• **Objective**
Print every entry exactly as written.

══ Provided records ══

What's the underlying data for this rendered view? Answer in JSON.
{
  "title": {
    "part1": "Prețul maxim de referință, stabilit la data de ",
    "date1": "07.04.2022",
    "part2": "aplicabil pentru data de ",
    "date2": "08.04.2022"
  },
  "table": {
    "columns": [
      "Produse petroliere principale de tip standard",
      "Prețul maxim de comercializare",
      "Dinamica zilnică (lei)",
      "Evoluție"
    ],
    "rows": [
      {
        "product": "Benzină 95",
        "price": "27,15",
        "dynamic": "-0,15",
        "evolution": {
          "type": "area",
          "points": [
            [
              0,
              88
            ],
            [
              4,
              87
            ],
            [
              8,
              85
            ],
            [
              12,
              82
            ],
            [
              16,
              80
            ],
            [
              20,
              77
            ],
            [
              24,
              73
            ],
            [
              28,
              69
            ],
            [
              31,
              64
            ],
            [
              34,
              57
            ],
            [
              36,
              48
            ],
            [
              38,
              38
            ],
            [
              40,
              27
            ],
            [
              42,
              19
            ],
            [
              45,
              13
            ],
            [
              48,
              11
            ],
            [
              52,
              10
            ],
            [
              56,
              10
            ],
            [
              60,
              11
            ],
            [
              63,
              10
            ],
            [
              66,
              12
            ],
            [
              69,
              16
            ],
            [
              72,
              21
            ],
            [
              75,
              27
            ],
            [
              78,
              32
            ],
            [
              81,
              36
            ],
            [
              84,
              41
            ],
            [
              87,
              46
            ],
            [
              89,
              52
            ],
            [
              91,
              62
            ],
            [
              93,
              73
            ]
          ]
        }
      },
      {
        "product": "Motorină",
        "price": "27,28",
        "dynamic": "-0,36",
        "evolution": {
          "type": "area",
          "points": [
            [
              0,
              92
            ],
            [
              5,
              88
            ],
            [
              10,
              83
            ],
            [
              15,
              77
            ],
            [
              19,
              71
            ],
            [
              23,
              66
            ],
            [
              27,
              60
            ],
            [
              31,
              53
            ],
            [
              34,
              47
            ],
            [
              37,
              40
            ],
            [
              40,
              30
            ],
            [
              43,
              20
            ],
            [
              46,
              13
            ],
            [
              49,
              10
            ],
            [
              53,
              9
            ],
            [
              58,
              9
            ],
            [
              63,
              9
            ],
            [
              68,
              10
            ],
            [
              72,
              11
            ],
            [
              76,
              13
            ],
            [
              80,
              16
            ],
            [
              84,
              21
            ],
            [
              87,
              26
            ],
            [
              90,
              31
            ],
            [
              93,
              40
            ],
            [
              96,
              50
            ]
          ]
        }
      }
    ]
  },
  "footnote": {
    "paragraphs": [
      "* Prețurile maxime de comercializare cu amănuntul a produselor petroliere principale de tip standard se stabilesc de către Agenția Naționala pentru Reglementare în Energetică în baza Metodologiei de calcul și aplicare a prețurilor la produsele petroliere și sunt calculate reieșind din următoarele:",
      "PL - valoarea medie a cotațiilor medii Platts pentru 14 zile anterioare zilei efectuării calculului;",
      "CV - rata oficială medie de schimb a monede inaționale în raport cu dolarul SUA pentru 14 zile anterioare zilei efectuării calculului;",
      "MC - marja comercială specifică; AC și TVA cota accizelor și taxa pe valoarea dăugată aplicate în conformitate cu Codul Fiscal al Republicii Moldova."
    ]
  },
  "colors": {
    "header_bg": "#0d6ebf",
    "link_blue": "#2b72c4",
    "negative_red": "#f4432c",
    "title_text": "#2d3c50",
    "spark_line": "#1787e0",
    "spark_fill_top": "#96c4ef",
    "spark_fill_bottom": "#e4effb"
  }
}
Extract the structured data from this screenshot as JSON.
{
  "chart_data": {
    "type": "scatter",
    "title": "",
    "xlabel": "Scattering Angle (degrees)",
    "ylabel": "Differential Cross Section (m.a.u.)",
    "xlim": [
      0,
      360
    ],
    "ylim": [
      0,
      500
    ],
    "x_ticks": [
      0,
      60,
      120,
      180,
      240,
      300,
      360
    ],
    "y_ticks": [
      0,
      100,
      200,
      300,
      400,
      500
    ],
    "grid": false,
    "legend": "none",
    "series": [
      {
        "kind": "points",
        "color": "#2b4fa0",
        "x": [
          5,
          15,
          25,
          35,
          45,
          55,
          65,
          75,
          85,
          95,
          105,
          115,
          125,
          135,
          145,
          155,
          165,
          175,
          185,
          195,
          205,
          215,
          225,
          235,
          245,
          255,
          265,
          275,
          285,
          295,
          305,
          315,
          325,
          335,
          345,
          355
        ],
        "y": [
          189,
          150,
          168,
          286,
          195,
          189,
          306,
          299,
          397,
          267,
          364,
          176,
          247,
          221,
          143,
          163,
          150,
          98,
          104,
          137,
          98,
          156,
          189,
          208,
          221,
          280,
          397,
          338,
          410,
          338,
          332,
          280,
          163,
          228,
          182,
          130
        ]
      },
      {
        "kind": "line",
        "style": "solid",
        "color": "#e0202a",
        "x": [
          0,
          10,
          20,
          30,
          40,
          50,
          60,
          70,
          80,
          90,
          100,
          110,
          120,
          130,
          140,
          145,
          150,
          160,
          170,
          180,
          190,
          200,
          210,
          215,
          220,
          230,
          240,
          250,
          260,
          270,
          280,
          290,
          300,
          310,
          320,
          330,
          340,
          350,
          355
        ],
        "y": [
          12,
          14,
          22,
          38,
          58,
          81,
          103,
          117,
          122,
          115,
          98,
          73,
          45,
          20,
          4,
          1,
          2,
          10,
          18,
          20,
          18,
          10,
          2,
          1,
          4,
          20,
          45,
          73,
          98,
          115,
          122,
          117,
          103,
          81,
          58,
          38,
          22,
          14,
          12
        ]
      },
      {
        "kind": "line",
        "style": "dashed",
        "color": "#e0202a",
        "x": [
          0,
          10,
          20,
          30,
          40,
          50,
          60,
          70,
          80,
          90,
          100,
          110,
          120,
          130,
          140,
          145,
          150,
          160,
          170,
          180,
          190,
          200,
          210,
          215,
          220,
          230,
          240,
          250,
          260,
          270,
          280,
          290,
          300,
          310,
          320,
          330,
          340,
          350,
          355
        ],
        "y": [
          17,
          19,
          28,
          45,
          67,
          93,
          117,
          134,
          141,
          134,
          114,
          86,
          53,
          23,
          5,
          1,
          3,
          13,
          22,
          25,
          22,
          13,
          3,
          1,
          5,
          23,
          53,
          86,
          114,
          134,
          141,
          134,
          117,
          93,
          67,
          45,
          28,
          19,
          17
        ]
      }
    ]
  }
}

═══

• **Task result**
What's the underlying data for this rendered view? Answer in JSON.
{
  "title": {
    "part1": "Prețul maxim de referință, stabilit la data de ",
    "date1": "07.04.2022",
    "part2": "aplicabil pentru data de ",
    "date2": "08.04.2022"
  },
  "table": {
    "columns": [
      "Produse petroliere principale de tip standard",
      "Prețul maxim de comercializare",
      "Dinamica zilnică (lei)",
      "Evoluție"
    ],
    "rows": [
      {
        "product": "Benzină 95",
        "price": "27,15",
        "dynamic": "-0,15",
        "evolution": {
          "type": "area",
          "points": [
            [
              0,
              88
            ],
            [
              4,
              87
            ],
            [
              8,
              85
            ],
            [
              12,
              82
            ],
            [
              16,
              80
            ],
            [
              20,
              77
            ],
            [
              24,
              73
            ],
            [
              28,
              69
            ],
            [
              31,
              64
            ],
            [
              34,
              57
            ],
            [
              36,
              48
            ],
            [
              38,
              38
            ],
            [
              40,
              27
            ],
            [
              42,
              19
            ],
            [
              45,
              13
            ],
            [
              48,
              11
            ],
            [
              52,
              10
            ],
            [
              56,
              10
            ],
            [
              60,
              11
            ],
            [
              63,
              10
            ],
            [
              66,
              12
            ],
            [
              69,
              16
            ],
            [
              72,
              21
            ],
            [
              75,
              27
            ],
            [
              78,
              32
            ],
            [
              81,
              36
            ],
            [
              84,
              41
            ],
            [
              87,
              46
            ],
            [
              89,
              52
            ],
            [
              91,
              62
            ],
            [
              93,
              73
            ]
          ]
        }
      },
      {
        "product": "Motorină",
        "price": "27,28",
        "dynamic": "-0,36",
        "evolution": {
          "type": "area",
          "points": [
            [
              0,
              92
            ],
            [
              5,
              88
            ],
            [
              10,
              83
            ],
            [
              15,
              77
            ],
            [
              19,
              71
            ],
            [
              23,
              66
            ],
            [
              27,
              60
            ],
            [
              31,
              53
            ],
            [
              34,
              47
            ],
            [
              37,
              40
            ],
            [
              40,
              30
            ],
            [
              43,
              20
            ],
            [
              46,
              13
            ],
            [
              49,
              10
            ],
            [
              53,
              9
            ],
            [
              58,
              9
            ],
            [
              63,
              9
            ],
            [
              68,
              10
            ],
            [
              72,
              11
            ],
            [
              76,
              13
            ],
            [
              80,
              16
            ],
            [
              84,
              21
            ],
            [
              87,
              26
            ],
            [
              90,
              31
            ],
            [
              93,
              40
            ],
            [
              96,
              50
            ]
          ]
        }
      }
    ]
  },
  "footnote": {
    "paragraphs": [
      "* Prețurile maxime de comercializare cu amănuntul a produselor petroliere principale de tip standard se stabilesc de către Agenția Naționala pentru Reglementare în Energetică în baza Metodologiei de calcul și aplicare a prețurilor la produsele petroliere și sunt calculate reieșind din următoarele:",
      "PL - valoarea medie a cotațiilor medii Platts pentru 14 zile anterioare zilei efectuării calculului;",
      "CV - rata oficială medie de schimb a monede inaționale în raport cu dolarul SUA pentru 14 zile anterioare zilei efectuării calculului;",
      "MC - marja comercială specifică; AC și TVA cota accizelor și taxa pe valoarea dăugată aplicate în conformitate cu Codul Fiscal al Republicii Moldova."
    ]
  },
  "colors": {
    "header_bg": "#0d6ebf",
    "link_blue": "#2b72c4",
    "negative_red": "#f4432c",
    "title_text": "#2d3c50",
    "spark_line": "#1787e0",
    "spark_fill_top": "#96c4ef",
    "spark_fill_bottom": "#e4effb"
  }
}
Extract the structured data from this screenshot as JSON.
{
  "chart_data": {
    "type": "scatter",
    "title": "",
    "xlabel": "Scattering Angle (degrees)",
    "ylabel": "Differential Cross Section (m.a.u.)",
    "xlim": [
      0,
      360
    ],
    "ylim": [
      0,
      500
    ],
    "x_ticks": [
      0,
      60,
      120,
      180,
      240,
      300,
      360
    ],
    "y_ticks": [
      0,
      100,
      200,
      300,
      400,
      500
    ],
    "grid": false,
    "legend": "none",
    "series": [
      {
        "kind": "points",
        "color": "#2b4fa0",
        "x": [
          5,
          15,
          25,
          35,
          45,
          55,
          65,
          75,
          85,
          95,
          105,
          115,
          125,
          135,
          145,
          155,
          165,
          175,
          185,
          195,
          205,
          215,
          225,
          235,
          245,
          255,
          265,
          275,
          285,
          295,
          305,
          315,
          325,
          335,
          345,
          355
        ],
        "y": [
          189,
          150,
          168,
          286,
          195,
          189,
          306,
          299,
          397,
          267,
          364,
          176,
          247,
          221,
          143,
          163,
          150,
          98,
          104,
          137,
          98,
          156,
          189,
          208,
          221,
          280,
          397,
          338,
          410,
          338,
          332,
          280,
          163,
          228,
          182,
          130
        ]
      },
      {
        "kind": "line",
        "style": "solid",
        "color": "#e0202a",
        "x": [
          0,
          10,
          20,
          30,
          40,
          50,
          60,
          70,
          80,
          90,
          100,
          110,
          120,
          130,
          140,
          145,
          150,
          160,
          170,
          180,
          190,
          200,
          210,
          215,
          220,
          230,
          240,
          250,
          260,
          270,
          280,
          290,
          300,
          310,
          320,
          330,
          340,
          350,
          355
        ],
        "y": [
          12,
          14,
          22,
          38,
          58,
          81,
          103,
          117,
          122,
          115,
          98,
          73,
          45,
          20,
          4,
          1,
          2,
          10,
          18,
          20,
          18,
          10,
          2,
          1,
          4,
          20,
          45,
          73,
          98,
          115,
          122,
          117,
          103,
          81,
          58,
          38,
          22,
          14,
          12
        ]
      },
      {
        "kind": "line",
        "style": "dashed",
        "color": "#e0202a",
        "x": [
          0,
          10,
          20,
          30,
          40,
          50,
          60,
          70,
          80,
          90,
          100,
          110,
          120,
          130,
          140,
          145,
          150,
          160,
          170,
          180,
          190,
          200,
          210,
          215,
          220,
          230,
          240,
          250,
          260,
          270,
          280,
          290,
          300,
          310,
          320,
          330,
          340,
          350,
          355
        ],
        "y": [
          17,
          19,
          28,
          45,
          67,
          93,
          117,
          134,
          141,
          134,
          114,
          86,
          53,
          23,
          5,
          1,
          3,
          13,
          22,
          25,
          22,
          13,
          3,
          1,
          5,
          23,
          53,
          86,
          114,
          134,
          141,
          134,
          117,
          93,
          67,
          45,
          28,
          19,
          17
        ]
      }
    ]
  }
}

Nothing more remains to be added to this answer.